What is required.
Each entry below is to be written out exactly, and the pictures are to be left out.
Start of Provided information
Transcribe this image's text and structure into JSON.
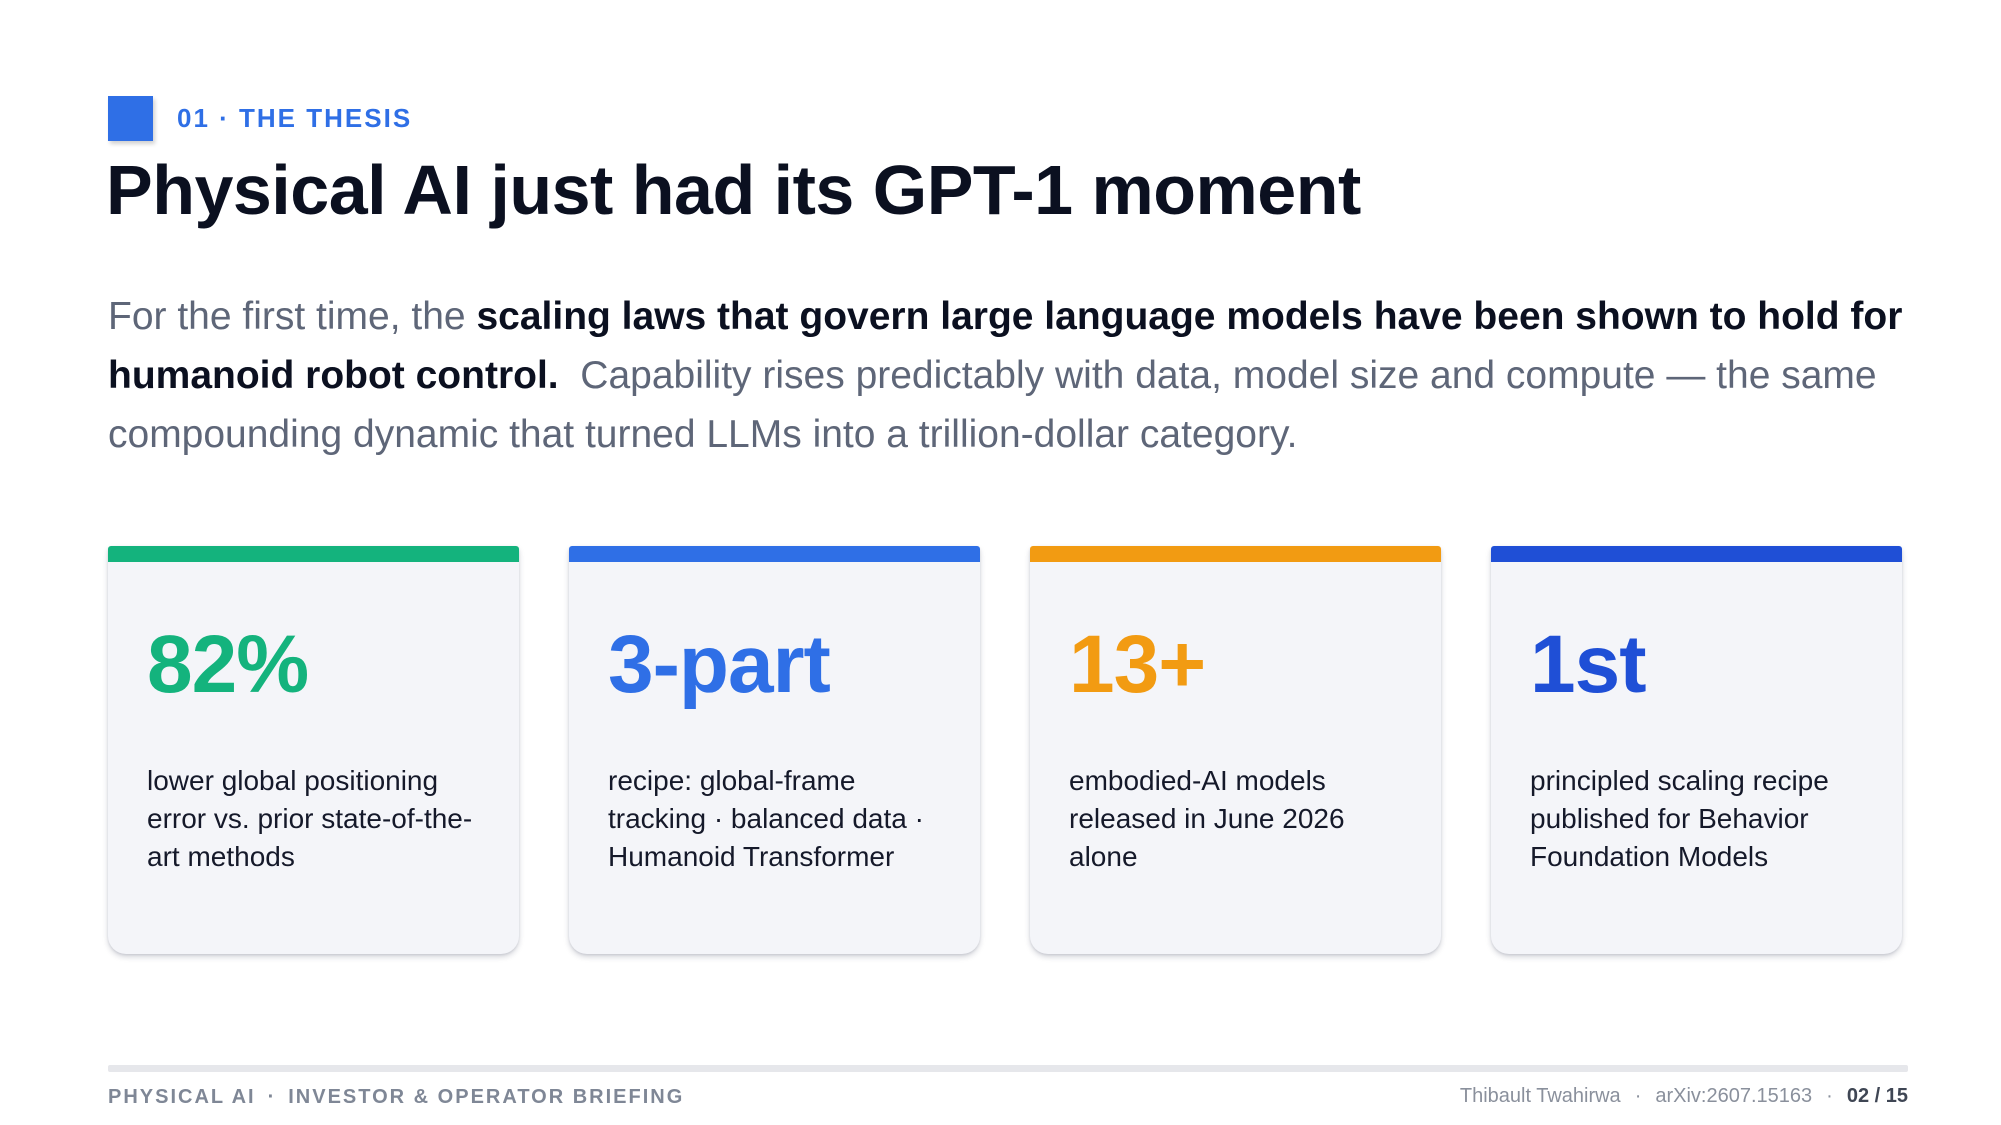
{
  "eyebrow": {
    "label": "01 · THE THESIS"
  },
  "title": "Physical AI just had its GPT-1 moment",
  "lead": {
    "intro": "For the first time, the ",
    "emphasis": "scaling laws that govern large language models have been shown to hold for humanoid robot control.",
    "rest": "Capability rises predictably with data, model size and compute — the same compounding dynamic that turned LLMs into a trillion-dollar category."
  },
  "cards": [
    {
      "value": "82%",
      "description": "lower global positioning error vs. prior state-of-the-art methods",
      "accent": "#14b37d"
    },
    {
      "value": "3-part",
      "description": "recipe: global-frame tracking · balanced data · Humanoid Transformer",
      "accent": "#2f6fe6"
    },
    {
      "value": "13+",
      "description": "embodied-AI models released in June 2026 alone",
      "accent": "#f29b12"
    },
    {
      "value": "1st",
      "description": "principled scaling recipe published for Behavior Foundation Models",
      "accent": "#1f4fd6"
    }
  ],
  "footer": {
    "left_primary": "PHYSICAL AI",
    "left_separator": "·",
    "left_secondary": "INVESTOR & OPERATOR BRIEFING",
    "author": "Thibault Twahirwa",
    "separator": "·",
    "reference": "arXiv:2607.15163",
    "page": "02 / 15"
  },
  "colors": {
    "brand_blue": "#2f6fe6",
    "heading": "#0b1020",
    "body_muted": "#5e6678"
  }
}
End of Provided information
Exercise result.
Transcribe this image's text and structure into JSON.
{
  "eyebrow": {
    "label": "01 · THE THESIS"
  },
  "title": "Physical AI just had its GPT-1 moment",
  "lead": {
    "intro": "For the first time, the ",
    "emphasis": "scaling laws that govern large language models have been shown to hold for humanoid robot control.",
    "rest": "Capability rises predictably with data, model size and compute — the same compounding dynamic that turned LLMs into a trillion-dollar category."
  },
  "cards": [
    {
      "value": "82%",
      "description": "lower global positioning error vs. prior state-of-the-art methods",
      "accent": "#14b37d"
    },
    {
      "value": "3-part",
      "description": "recipe: global-frame tracking · balanced data · Humanoid Transformer",
      "accent": "#2f6fe6"
    },
    {
      "value": "13+",
      "description": "embodied-AI models released in June 2026 alone",
      "accent": "#f29b12"
    },
    {
      "value": "1st",
      "description": "principled scaling recipe published for Behavior Foundation Models",
      "accent": "#1f4fd6"
    }
  ],
  "footer": {
    "left_primary": "PHYSICAL AI",
    "left_separator": "·",
    "left_secondary": "INVESTOR & OPERATOR BRIEFING",
    "author": "Thibault Twahirwa",
    "separator": "·",
    "reference": "arXiv:2607.15163",
    "page": "02 / 15"
  },
  "colors": {
    "brand_blue": "#2f6fe6",
    "heading": "#0b1020",
    "body_muted": "#5e6678"
  }
}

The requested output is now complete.